━━━━━ Selected excerpt ━━━━━

Understanding kfunc in Linux sched_ext: Mechanism and Usage

1. kfunc mechanism

In the kernel, kfunc provides a helper function to call kernel functions, replacing the older help‑func mechanism. Each kfunc is identified by a unique btf_id. During libbpf verification, libbpf finds the target kernel function’s btf_id and later the actual call jumps to the address obtained by __bpf_base_call.

1. Instruction modification

insn->code == (BPF_JMP | BPF_CALL)
insn->src_reg == BPF_PSEUDO_KFUNC_CALL  /* new flag */
insn->imm == func_btf_id               /* kernel function's btf_id */

All kfuncs are stored in the .BTF_ids section; the resolve_btfids tool adds the btf_id entries in the link script so they can be located in the kernel’s BTF.

During the initial verifier stage, kernel‑function call information is collected into struct bpf_kfunc_desc and saved in prog->aux->kfunc_tab for JIT use.

2. Verification

check_kfunc_call()

validates the kernel‑function call instruction.

It ensures the kernel function is allowed for the specific BPF program type. btf_check_kfunc_args_match() checks that registers can be used as kernel‑function arguments.

3. Address fix‑up

In the do_misc_fixups() stage, fixup_kfunc_call() replaces insn->imm with the actual kernel function address, and the JIT can locate the function model via bpf_jit_find_kfunc_model().

2. kfuncs defined in sched_ext

All kfuncs are defined in sched/ext.c and declared inside the BTF_ID_FLAGS macro. Currently there are 24 such functions.

BTF_KFUNCS_START(scx_kfunc_ids_enqueue_dispatch)
BTF_ID_FLAGS(func, scx_bpf_dispatch, KF_RCU)
BTF_ID_FLAGS(func, scx_bpf_dispatch_vtime, KF_RCU)

1. scx_bpf_dispatch

Enqueues a task onto a specified dispatch queue, typically invoked from the ops.enqueue callback such as the simple_enqueue implementation.

2. scx_bpf_dispatch_vtime

Same as scx_bpf_dispatch but also sets dsq_vtime, used for non‑FIFO dispatch queues.

━━━━━ Source material ━━━━━

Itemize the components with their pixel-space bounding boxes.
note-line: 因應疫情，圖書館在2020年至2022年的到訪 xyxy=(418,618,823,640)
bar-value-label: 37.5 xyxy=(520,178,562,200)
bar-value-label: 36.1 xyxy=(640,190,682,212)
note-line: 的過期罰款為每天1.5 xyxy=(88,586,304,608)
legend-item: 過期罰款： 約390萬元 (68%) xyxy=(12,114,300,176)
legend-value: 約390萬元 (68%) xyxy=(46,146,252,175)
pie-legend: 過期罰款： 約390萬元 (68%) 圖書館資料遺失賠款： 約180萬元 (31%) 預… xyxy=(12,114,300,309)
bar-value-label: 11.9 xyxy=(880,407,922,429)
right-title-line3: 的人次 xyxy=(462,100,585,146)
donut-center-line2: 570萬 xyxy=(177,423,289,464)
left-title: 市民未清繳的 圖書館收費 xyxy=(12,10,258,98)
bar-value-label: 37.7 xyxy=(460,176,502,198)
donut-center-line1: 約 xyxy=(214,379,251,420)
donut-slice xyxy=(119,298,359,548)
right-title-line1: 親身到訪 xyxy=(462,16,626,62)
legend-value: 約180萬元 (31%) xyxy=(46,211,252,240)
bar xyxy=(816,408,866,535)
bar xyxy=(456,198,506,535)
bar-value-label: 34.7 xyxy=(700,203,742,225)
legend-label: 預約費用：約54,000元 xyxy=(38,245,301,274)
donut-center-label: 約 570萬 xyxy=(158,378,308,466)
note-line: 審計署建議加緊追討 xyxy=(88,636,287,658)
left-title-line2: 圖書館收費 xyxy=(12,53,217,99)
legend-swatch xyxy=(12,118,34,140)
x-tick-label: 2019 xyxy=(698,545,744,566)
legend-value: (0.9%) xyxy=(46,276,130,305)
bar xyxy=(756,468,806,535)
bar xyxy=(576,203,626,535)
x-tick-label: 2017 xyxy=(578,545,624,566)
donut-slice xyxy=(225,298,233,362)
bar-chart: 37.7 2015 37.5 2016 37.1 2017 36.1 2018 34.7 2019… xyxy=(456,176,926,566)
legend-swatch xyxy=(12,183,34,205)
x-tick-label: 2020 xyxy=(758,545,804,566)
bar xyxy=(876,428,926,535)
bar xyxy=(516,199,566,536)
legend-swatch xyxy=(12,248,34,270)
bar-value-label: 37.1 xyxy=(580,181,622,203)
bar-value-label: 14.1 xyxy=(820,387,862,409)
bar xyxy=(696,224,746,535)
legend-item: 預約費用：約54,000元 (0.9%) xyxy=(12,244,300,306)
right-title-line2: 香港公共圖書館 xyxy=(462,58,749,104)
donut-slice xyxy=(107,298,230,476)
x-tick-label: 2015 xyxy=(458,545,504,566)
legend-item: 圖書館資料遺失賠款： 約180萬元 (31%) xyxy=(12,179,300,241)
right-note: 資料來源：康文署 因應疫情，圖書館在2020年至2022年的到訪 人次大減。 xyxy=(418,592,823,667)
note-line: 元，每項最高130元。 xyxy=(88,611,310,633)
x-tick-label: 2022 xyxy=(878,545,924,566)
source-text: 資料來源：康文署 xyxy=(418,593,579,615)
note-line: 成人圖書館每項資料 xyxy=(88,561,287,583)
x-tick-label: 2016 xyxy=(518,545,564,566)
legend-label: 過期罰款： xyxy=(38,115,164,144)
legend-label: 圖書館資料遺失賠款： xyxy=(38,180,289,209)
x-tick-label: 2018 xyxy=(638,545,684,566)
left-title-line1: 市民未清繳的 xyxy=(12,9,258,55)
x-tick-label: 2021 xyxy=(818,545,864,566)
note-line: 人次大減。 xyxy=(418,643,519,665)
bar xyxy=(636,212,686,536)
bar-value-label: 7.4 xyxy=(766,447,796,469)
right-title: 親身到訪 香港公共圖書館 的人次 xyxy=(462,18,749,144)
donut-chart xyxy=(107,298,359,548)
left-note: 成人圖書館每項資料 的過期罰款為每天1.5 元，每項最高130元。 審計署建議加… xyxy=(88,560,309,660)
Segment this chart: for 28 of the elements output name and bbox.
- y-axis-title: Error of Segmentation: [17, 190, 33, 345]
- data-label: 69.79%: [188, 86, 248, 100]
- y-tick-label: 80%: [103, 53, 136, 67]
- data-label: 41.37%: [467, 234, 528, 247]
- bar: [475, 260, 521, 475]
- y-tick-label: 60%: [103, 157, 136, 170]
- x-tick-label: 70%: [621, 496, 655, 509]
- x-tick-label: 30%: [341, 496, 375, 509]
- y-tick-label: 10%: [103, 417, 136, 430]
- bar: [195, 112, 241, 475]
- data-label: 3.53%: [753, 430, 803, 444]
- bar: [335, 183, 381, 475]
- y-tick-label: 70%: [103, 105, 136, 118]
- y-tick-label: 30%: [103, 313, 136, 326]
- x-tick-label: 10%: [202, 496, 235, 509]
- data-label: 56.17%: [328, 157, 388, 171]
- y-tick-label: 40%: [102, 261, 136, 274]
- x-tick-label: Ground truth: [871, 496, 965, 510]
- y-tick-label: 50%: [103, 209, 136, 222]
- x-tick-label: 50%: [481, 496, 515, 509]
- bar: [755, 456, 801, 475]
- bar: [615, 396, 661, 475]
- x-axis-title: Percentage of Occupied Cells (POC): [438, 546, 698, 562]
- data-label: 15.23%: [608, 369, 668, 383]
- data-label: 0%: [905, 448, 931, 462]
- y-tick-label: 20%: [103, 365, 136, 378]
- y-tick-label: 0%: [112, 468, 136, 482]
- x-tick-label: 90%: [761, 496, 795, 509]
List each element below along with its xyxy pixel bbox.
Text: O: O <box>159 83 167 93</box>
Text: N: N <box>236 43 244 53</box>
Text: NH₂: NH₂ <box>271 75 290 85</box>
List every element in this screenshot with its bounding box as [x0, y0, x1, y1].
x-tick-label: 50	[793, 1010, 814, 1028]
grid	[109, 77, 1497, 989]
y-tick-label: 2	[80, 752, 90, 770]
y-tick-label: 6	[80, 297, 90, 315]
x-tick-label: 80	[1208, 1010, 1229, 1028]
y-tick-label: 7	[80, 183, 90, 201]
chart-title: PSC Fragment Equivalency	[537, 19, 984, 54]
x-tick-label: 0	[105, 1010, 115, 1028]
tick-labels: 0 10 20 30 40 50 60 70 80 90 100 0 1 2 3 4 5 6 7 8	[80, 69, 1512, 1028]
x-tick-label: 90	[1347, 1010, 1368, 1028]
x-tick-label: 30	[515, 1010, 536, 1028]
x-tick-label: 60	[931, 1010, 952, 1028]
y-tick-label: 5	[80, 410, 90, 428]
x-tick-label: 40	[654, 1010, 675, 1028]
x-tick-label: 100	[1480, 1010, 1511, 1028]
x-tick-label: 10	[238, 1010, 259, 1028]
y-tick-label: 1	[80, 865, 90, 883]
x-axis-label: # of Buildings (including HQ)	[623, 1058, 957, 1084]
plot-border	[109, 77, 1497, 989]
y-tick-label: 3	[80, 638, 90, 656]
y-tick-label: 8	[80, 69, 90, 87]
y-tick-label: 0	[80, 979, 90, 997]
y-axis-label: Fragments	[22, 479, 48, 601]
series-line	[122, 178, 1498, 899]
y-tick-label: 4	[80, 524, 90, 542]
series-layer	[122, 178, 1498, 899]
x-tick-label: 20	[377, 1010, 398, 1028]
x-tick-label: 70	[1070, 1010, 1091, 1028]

━━━━━

What the task requires: Pick up the text on kfunc in sched_ext and keep writing from its last sentence onward.

Reply to the exercise:
3. scx_bpf_consume

Analogous to pick_next_task; removes a task from a queue and places it on a CPU. It first tries the local dsq; if empty, it pulls from the global dsq for load balancing. The local dsq resembles the CFS run‑queue in per‑CPU form, while the global dsq enables cross‑CPU task migration.

4. scx_bpf_create_dsq

Creates a new dispatch queue. By default sched_ext creates a global FIFO dsq and a local FIFO dsq; this API allows creation of custom queues, e.g., CFS‑style queues based on virtual time. The counterpart scx_bpf_destroy_dsq deletes a dsq by its ID.

5. scx_bpf_select_cpu_dfl

Applies the default CPU selection strategy to choose a CPU for task execution.

6. scx_bpf_kick_cpu

Sends an inter‑processor interrupt (IPI) to another CPU, waking an idle CPU ( SCX_KICK_IDLE) or pre‑empting the currently running task ( SCX_KICK_PREEMPT).

7. scx_bpf_dsq_nr_queued

Returns the number of tasks currently queued on a dsq.

3. Summary

sched_ext builds on the two foundational mechanisms of struct_ops and kfunc. The combination enables high‑performance schedulers such as scx_lavd, scx_rusty, and scx_bpfland.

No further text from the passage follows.